Task requirements »
Output the entries word for word. Omit images.

— Start of Record excerpts —

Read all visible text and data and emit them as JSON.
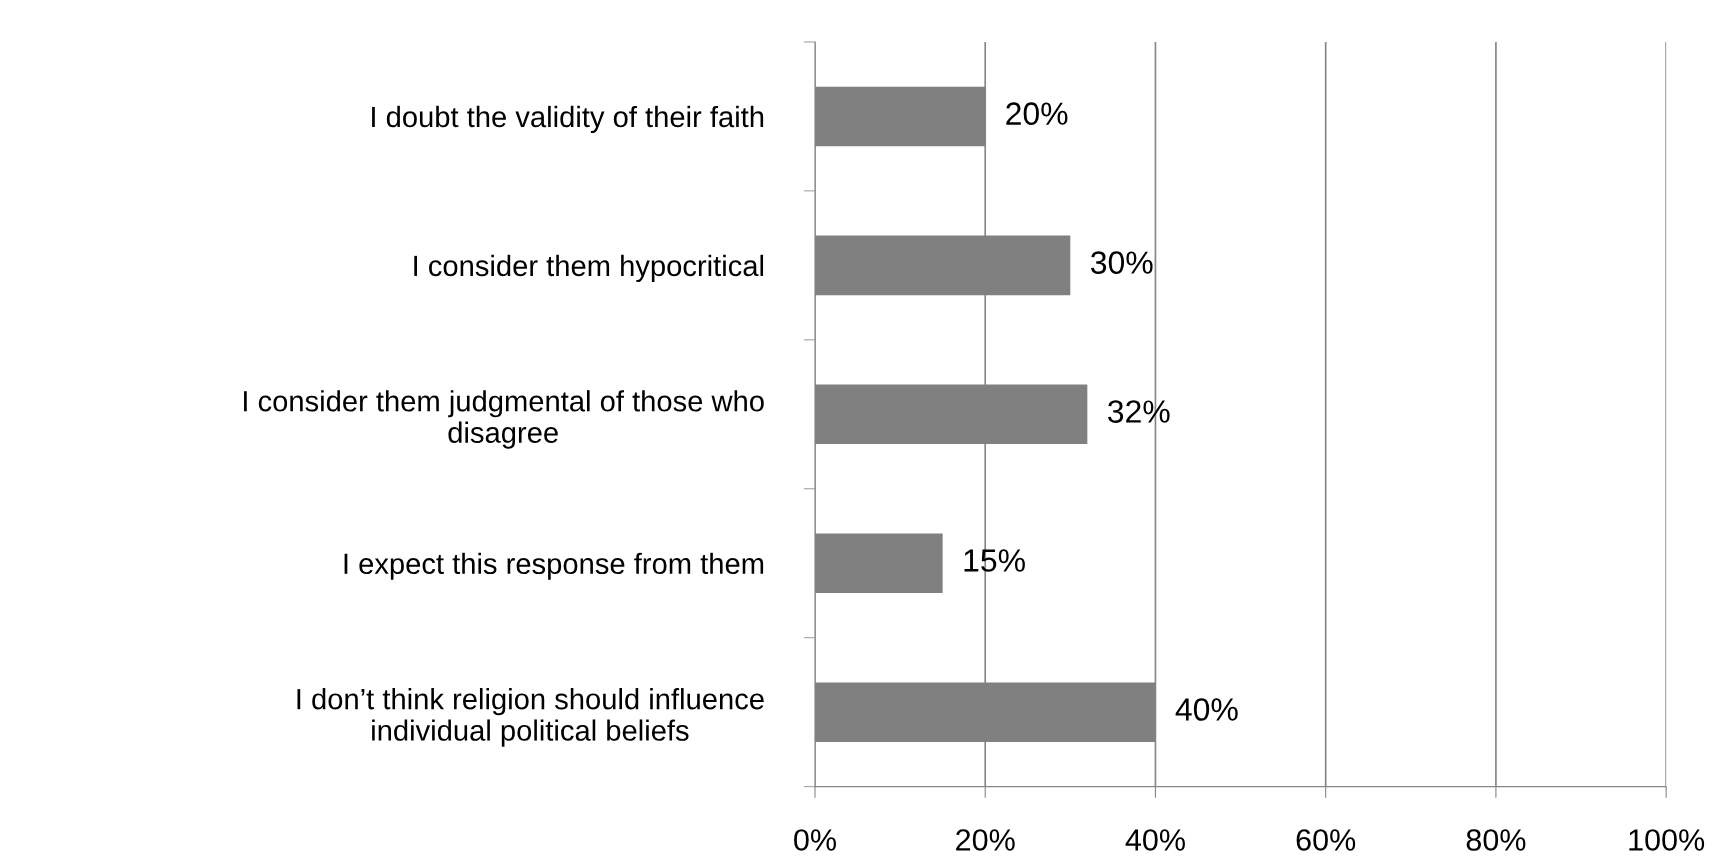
{
  "chart_data": {
    "type": "bar",
    "orientation": "horizontal",
    "categories": [
      "I doubt the validity of their faith",
      "I consider them hypocritical",
      "I consider them judgmental of those who\ndisagree",
      "I expect this response from them",
      "I don’t think religion should influence\nindividual political beliefs"
    ],
    "values": [
      20,
      30,
      32,
      15,
      40
    ],
    "value_labels": [
      "20%",
      "30%",
      "32%",
      "15%",
      "40%"
    ],
    "color": "#808080",
    "xlim": [
      0,
      100
    ],
    "xticks": [
      {
        "value": 0,
        "label": "0%"
      },
      {
        "value": 20,
        "label": "20%"
      },
      {
        "value": 40,
        "label": "40%"
      },
      {
        "value": 60,
        "label": "60%"
      },
      {
        "value": 80,
        "label": "80%"
      },
      {
        "value": 100,
        "label": "100%"
      }
    ],
    "grid": "x",
    "legend": false
  }
}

— End of Record excerpts —

Complete answer »
Read all visible text and data and emit them as JSON.
{
  "chart_data": {
    "type": "bar",
    "orientation": "horizontal",
    "categories": [
      "I doubt the validity of their faith",
      "I consider them hypocritical",
      "I consider them judgmental of those who\ndisagree",
      "I expect this response from them",
      "I don’t think religion should influence\nindividual political beliefs"
    ],
    "values": [
      20,
      30,
      32,
      15,
      40
    ],
    "value_labels": [
      "20%",
      "30%",
      "32%",
      "15%",
      "40%"
    ],
    "color": "#808080",
    "xlim": [
      0,
      100
    ],
    "xticks": [
      {
        "value": 0,
        "label": "0%"
      },
      {
        "value": 20,
        "label": "20%"
      },
      {
        "value": 40,
        "label": "40%"
      },
      {
        "value": 60,
        "label": "60%"
      },
      {
        "value": 80,
        "label": "80%"
      },
      {
        "value": 100,
        "label": "100%"
      }
    ],
    "grid": "x",
    "legend": false
  }
}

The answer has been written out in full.